Given problem:
Starting from the line containing "What's the underlying", write out the rest of the entries exactly, through the final line, including nothing else.

Collection entries:
"""

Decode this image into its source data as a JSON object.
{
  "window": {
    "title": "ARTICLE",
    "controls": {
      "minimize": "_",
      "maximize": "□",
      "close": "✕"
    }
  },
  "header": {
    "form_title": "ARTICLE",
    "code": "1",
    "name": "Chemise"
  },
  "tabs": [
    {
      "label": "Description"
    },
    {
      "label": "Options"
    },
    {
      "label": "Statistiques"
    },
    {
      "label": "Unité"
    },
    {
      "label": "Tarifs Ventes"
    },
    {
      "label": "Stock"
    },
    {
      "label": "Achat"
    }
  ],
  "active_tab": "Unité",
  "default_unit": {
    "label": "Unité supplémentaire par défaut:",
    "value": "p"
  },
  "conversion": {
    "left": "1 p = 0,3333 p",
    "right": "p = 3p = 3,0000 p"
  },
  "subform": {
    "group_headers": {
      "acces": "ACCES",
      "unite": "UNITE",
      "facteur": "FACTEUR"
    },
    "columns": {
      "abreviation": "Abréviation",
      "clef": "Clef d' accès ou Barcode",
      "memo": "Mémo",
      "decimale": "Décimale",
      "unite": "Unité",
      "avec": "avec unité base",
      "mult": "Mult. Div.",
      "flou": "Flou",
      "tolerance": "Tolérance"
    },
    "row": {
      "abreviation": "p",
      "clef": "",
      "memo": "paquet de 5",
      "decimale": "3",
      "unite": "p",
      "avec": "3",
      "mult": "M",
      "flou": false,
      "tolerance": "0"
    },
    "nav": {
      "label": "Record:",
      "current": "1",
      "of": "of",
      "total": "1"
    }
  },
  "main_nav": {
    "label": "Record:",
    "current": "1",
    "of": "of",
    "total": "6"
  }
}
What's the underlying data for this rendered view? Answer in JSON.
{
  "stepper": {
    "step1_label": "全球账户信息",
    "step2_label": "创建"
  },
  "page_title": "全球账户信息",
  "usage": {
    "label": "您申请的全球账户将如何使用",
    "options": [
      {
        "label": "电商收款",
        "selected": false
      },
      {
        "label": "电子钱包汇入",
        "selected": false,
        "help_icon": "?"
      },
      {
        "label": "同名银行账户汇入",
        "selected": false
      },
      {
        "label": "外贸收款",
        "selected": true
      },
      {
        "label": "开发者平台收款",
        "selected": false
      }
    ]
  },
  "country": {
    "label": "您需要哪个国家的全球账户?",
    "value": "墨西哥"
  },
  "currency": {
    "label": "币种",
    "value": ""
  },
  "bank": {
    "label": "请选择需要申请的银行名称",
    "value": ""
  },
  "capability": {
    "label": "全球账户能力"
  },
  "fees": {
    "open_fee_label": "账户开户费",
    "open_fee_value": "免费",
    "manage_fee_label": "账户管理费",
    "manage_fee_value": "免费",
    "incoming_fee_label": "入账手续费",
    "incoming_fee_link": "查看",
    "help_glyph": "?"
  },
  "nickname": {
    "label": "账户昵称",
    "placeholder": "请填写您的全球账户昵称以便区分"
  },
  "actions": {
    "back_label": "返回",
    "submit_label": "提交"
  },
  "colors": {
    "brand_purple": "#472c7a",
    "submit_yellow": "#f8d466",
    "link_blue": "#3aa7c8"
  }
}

"""

Answer to the exercise:
What's the underlying data for this rendered view? Answer in JSON.
{
  "stepper": {
    "step1_label": "全球账户信息",
    "step2_label": "创建"
  },
  "page_title": "全球账户信息",
  "usage": {
    "label": "您申请的全球账户将如何使用",
    "options": [
      {
        "label": "电商收款",
        "selected": false
      },
      {
        "label": "电子钱包汇入",
        "selected": false,
        "help_icon": "?"
      },
      {
        "label": "同名银行账户汇入",
        "selected": false
      },
      {
        "label": "外贸收款",
        "selected": true
      },
      {
        "label": "开发者平台收款",
        "selected": false
      }
    ]
  },
  "country": {
    "label": "您需要哪个国家的全球账户?",
    "value": "墨西哥"
  },
  "currency": {
    "label": "币种",
    "value": ""
  },
  "bank": {
    "label": "请选择需要申请的银行名称",
    "value": ""
  },
  "capability": {
    "label": "全球账户能力"
  },
  "fees": {
    "open_fee_label": "账户开户费",
    "open_fee_value": "免费",
    "manage_fee_label": "账户管理费",
    "manage_fee_value": "免费",
    "incoming_fee_label": "入账手续费",
    "incoming_fee_link": "查看",
    "help_glyph": "?"
  },
  "nickname": {
    "label": "账户昵称",
    "placeholder": "请填写您的全球账户昵称以便区分"
  },
  "actions": {
    "back_label": "返回",
    "submit_label": "提交"
  },
  "colors": {
    "brand_purple": "#472c7a",
    "submit_yellow": "#f8d466",
    "link_blue": "#3aa7c8"
  }
}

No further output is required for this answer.